Stated exercise
Below, find each line holding "sales" and state how many there are, using the number alone.

=== Dataset ===

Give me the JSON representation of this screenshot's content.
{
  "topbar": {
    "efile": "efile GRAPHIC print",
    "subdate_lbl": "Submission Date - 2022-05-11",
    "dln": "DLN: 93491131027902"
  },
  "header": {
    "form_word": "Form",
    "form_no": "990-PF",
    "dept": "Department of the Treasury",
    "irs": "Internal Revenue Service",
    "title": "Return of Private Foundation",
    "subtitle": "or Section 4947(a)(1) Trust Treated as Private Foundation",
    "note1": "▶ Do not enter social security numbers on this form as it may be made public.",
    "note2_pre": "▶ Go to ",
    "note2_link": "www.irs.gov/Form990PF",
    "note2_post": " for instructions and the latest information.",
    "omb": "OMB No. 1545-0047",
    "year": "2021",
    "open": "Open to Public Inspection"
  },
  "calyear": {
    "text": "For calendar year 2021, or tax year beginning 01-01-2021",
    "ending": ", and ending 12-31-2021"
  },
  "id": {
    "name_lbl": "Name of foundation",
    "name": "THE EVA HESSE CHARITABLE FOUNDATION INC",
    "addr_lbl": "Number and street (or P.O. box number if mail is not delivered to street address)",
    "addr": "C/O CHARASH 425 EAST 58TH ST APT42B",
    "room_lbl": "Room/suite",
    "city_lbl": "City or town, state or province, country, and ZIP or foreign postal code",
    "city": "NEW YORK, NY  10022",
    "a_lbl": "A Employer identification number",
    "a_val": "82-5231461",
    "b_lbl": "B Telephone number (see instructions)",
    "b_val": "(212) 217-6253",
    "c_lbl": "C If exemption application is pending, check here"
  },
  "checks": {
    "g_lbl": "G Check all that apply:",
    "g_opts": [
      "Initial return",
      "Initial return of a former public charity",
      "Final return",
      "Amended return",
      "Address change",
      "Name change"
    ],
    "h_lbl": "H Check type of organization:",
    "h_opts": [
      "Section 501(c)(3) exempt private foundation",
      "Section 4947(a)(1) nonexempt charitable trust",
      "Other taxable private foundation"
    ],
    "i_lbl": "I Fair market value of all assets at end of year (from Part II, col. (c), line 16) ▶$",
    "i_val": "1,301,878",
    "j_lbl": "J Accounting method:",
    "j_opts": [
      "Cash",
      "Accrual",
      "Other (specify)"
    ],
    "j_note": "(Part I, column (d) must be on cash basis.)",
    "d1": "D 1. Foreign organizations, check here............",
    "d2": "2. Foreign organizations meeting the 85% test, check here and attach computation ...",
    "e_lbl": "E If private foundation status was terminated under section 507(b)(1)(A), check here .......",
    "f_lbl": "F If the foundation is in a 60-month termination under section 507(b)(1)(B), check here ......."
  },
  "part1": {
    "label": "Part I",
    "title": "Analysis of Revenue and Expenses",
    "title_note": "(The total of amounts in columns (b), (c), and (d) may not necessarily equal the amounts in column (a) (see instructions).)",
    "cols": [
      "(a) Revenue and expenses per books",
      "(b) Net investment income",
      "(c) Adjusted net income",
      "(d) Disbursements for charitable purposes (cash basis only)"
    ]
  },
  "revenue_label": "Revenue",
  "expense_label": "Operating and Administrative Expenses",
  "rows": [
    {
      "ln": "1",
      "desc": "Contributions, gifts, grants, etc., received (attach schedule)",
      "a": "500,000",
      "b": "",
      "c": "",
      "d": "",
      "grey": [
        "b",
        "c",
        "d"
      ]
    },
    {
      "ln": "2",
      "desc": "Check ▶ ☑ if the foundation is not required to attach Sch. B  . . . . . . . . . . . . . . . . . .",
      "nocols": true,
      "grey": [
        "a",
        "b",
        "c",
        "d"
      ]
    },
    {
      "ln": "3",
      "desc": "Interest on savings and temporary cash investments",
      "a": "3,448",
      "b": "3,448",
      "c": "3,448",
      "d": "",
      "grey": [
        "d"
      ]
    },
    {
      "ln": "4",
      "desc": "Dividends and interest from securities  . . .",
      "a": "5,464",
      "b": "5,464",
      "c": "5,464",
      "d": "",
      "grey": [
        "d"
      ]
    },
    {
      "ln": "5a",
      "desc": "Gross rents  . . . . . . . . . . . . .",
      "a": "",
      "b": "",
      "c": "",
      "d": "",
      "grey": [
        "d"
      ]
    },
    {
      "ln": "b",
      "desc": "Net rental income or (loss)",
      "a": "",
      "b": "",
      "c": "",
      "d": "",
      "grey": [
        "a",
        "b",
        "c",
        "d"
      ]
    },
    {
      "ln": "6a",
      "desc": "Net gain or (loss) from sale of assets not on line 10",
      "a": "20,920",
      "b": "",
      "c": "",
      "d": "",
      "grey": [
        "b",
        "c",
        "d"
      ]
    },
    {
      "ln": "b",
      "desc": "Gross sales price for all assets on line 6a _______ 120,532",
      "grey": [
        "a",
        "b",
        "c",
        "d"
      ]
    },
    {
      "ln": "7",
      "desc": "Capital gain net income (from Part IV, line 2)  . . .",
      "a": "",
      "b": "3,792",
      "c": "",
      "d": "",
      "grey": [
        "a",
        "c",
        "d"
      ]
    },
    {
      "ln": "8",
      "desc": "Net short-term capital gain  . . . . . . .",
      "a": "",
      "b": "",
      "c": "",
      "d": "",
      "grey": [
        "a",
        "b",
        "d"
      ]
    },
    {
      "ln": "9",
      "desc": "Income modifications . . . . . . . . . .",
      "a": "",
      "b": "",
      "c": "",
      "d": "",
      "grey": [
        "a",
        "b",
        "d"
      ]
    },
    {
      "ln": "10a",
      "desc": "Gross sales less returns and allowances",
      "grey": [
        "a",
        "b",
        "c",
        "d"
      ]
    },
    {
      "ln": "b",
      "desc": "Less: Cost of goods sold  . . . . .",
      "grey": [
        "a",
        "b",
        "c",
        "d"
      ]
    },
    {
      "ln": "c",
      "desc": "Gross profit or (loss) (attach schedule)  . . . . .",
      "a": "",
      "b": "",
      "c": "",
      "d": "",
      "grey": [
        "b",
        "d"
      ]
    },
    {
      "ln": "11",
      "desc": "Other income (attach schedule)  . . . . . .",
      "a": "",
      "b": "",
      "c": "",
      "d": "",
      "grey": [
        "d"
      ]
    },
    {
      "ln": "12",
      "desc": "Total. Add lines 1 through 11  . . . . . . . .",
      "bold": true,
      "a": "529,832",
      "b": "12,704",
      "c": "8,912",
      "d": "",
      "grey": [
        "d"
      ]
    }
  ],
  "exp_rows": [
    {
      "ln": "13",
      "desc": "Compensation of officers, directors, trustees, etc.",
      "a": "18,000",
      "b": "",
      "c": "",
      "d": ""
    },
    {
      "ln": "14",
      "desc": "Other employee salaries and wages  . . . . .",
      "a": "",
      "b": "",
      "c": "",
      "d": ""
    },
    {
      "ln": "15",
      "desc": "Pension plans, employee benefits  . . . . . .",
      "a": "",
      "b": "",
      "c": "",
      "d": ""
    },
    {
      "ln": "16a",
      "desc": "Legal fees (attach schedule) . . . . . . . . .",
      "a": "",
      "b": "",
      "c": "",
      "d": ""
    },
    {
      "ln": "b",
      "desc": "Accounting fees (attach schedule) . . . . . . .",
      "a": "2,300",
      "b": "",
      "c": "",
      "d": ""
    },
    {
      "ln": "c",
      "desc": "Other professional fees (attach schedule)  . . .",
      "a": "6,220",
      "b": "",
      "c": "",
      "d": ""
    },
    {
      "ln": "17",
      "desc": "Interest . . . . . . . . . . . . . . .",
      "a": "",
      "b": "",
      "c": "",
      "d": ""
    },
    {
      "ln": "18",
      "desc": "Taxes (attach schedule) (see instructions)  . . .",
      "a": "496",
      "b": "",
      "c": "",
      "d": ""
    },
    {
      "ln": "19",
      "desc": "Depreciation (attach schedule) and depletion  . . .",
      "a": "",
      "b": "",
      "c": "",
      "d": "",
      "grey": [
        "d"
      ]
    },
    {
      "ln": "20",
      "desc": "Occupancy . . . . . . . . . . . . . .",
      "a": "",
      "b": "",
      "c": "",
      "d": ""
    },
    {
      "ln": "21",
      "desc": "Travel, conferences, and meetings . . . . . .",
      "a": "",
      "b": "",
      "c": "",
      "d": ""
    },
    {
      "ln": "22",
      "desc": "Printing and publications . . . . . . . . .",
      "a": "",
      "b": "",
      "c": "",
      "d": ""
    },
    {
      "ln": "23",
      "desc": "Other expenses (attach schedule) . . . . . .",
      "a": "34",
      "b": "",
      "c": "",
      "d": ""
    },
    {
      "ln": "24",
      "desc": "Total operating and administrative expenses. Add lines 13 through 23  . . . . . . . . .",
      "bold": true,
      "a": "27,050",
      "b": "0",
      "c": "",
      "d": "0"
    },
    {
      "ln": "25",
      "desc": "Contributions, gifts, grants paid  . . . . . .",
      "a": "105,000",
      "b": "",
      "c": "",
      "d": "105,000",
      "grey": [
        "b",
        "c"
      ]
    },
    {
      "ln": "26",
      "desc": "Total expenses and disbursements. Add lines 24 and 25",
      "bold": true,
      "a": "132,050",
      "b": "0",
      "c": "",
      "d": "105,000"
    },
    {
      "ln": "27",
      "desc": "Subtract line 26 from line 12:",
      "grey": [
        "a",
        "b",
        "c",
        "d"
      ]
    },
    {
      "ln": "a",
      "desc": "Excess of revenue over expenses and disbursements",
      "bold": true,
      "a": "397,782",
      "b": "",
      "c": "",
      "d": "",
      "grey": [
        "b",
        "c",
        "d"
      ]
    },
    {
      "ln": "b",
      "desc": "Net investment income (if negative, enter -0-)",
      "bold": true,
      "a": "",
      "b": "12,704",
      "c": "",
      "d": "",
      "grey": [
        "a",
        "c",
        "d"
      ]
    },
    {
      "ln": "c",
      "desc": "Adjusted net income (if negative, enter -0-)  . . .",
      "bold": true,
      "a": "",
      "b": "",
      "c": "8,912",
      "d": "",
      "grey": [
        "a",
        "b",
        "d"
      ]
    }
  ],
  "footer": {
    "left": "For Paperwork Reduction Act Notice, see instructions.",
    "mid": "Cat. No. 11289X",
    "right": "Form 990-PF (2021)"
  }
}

===

Answer
2